begin
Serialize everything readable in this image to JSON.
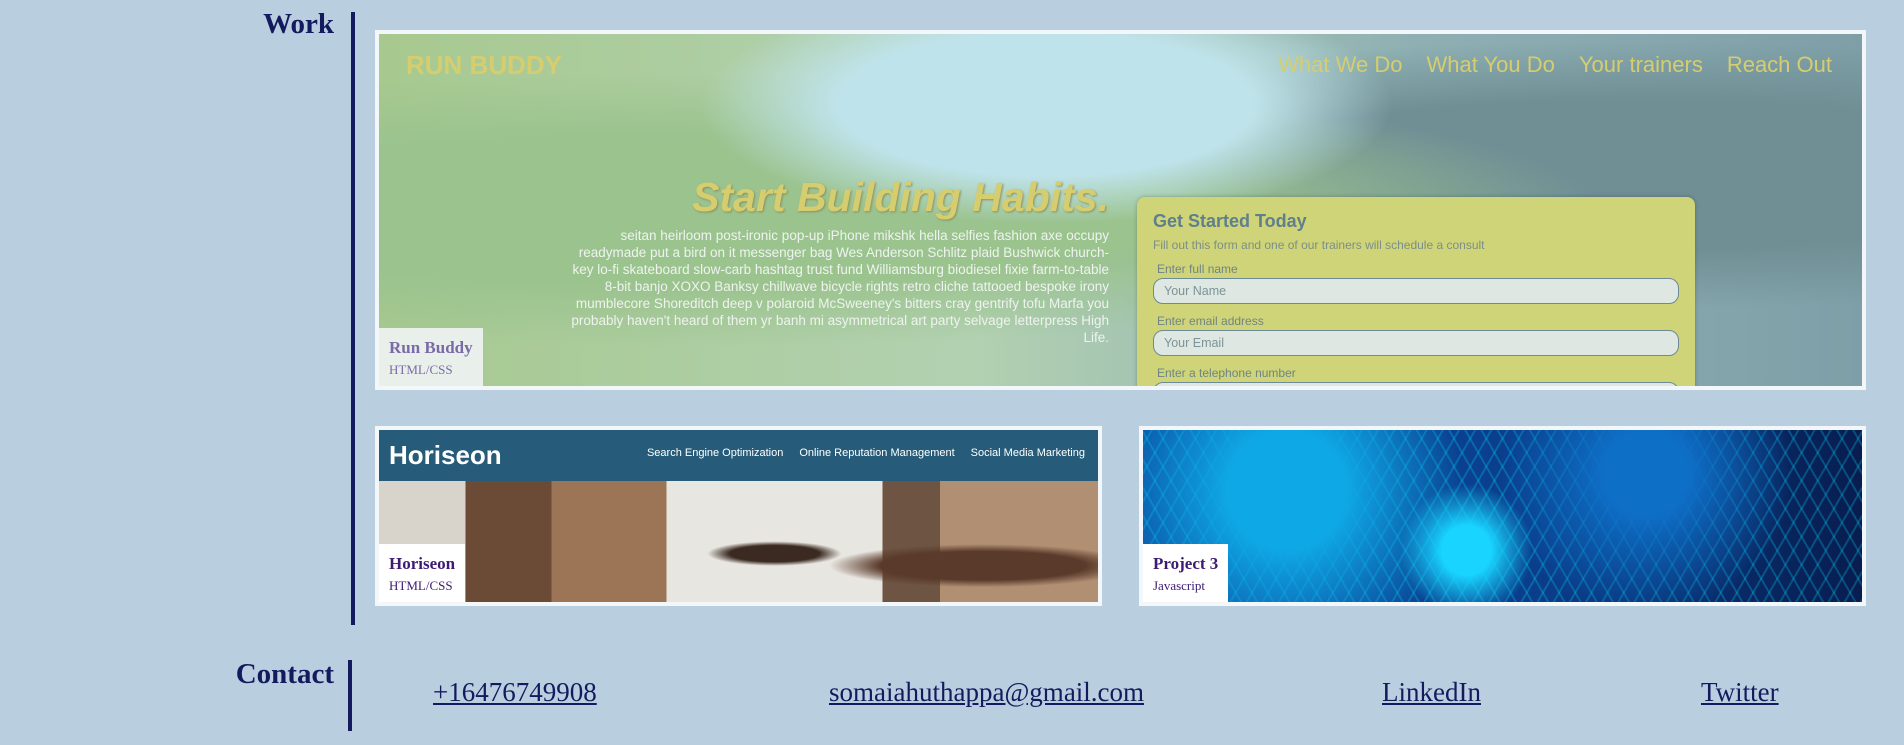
{
  "work": {
    "heading": "Work"
  },
  "projects": [
    {
      "name": "Run Buddy",
      "tech": "HTML/CSS",
      "preview": {
        "title": "RUN BUDDY",
        "nav": [
          "What We Do",
          "What You Do",
          "Your trainers",
          "Reach Out"
        ],
        "hero_heading": "Start Building Habits.",
        "hero_text": "seitan heirloom post-ironic pop-up iPhone mikshk hella selfies fashion axe occupy readymade put a bird on it messenger bag Wes Anderson Schlitz plaid Bushwick church-key lo-fi skateboard slow-carb hashtag trust fund Williamsburg biodiesel fixie farm-to-table 8-bit banjo XOXO Banksy chillwave bicycle rights retro cliche tattooed bespoke irony mumblecore Shoreditch deep v polaroid McSweeney's bitters cray gentrify tofu Marfa you probably haven't heard of them yr banh mi asymmetrical art party selvage letterpress High Life.",
        "form_title": "Get Started Today",
        "form_subtitle": "Fill out this form and one of our trainers will schedule a consult",
        "fields": [
          {
            "label": "Enter full name",
            "placeholder": "Your Name"
          },
          {
            "label": "Enter email address",
            "placeholder": "Your Email"
          },
          {
            "label": "Enter a telephone number",
            "placeholder": ""
          }
        ]
      }
    },
    {
      "name": "Horiseon",
      "tech": "HTML/CSS",
      "preview": {
        "logo": "Horiseon",
        "nav": [
          "Search Engine Optimization",
          "Online Reputation Management",
          "Social Media Marketing"
        ]
      }
    },
    {
      "name": "Project 3",
      "tech": "Javascript"
    }
  ],
  "contact": {
    "heading": "Contact",
    "phone": "+16476749908",
    "email": "somaiahuthappa@gmail.com",
    "linkedin": "LinkedIn",
    "twitter": "Twitter"
  },
  "colors": {
    "background": "#b9cfdf",
    "accent": "#141a5e",
    "caption_text": "#3d1a73"
  }
}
end
* Work to do
Strip out the pictures and quote the remaining data word for word.

* Solution to the exercise
Serialize everything readable in this image to JSON.
{
  "work": {
    "heading": "Work"
  },
  "projects": [
    {
      "name": "Run Buddy",
      "tech": "HTML/CSS",
      "preview": {
        "title": "RUN BUDDY",
        "nav": [
          "What We Do",
          "What You Do",
          "Your trainers",
          "Reach Out"
        ],
        "hero_heading": "Start Building Habits.",
        "hero_text": "seitan heirloom post-ironic pop-up iPhone mikshk hella selfies fashion axe occupy readymade put a bird on it messenger bag Wes Anderson Schlitz plaid Bushwick church-key lo-fi skateboard slow-carb hashtag trust fund Williamsburg biodiesel fixie farm-to-table 8-bit banjo XOXO Banksy chillwave bicycle rights retro cliche tattooed bespoke irony mumblecore Shoreditch deep v polaroid McSweeney's bitters cray gentrify tofu Marfa you probably haven't heard of them yr banh mi asymmetrical art party selvage letterpress High Life.",
        "form_title": "Get Started Today",
        "form_subtitle": "Fill out this form and one of our trainers will schedule a consult",
        "fields": [
          {
            "label": "Enter full name",
            "placeholder": "Your Name"
          },
          {
            "label": "Enter email address",
            "placeholder": "Your Email"
          },
          {
            "label": "Enter a telephone number",
            "placeholder": ""
          }
        ]
      }
    },
    {
      "name": "Horiseon",
      "tech": "HTML/CSS",
      "preview": {
        "logo": "Horiseon",
        "nav": [
          "Search Engine Optimization",
          "Online Reputation Management",
          "Social Media Marketing"
        ]
      }
    },
    {
      "name": "Project 3",
      "tech": "Javascript"
    }
  ],
  "contact": {
    "heading": "Contact",
    "phone": "+16476749908",
    "email": "somaiahuthappa@gmail.com",
    "linkedin": "LinkedIn",
    "twitter": "Twitter"
  },
  "colors": {
    "background": "#b9cfdf",
    "accent": "#141a5e",
    "caption_text": "#3d1a73"
  }
}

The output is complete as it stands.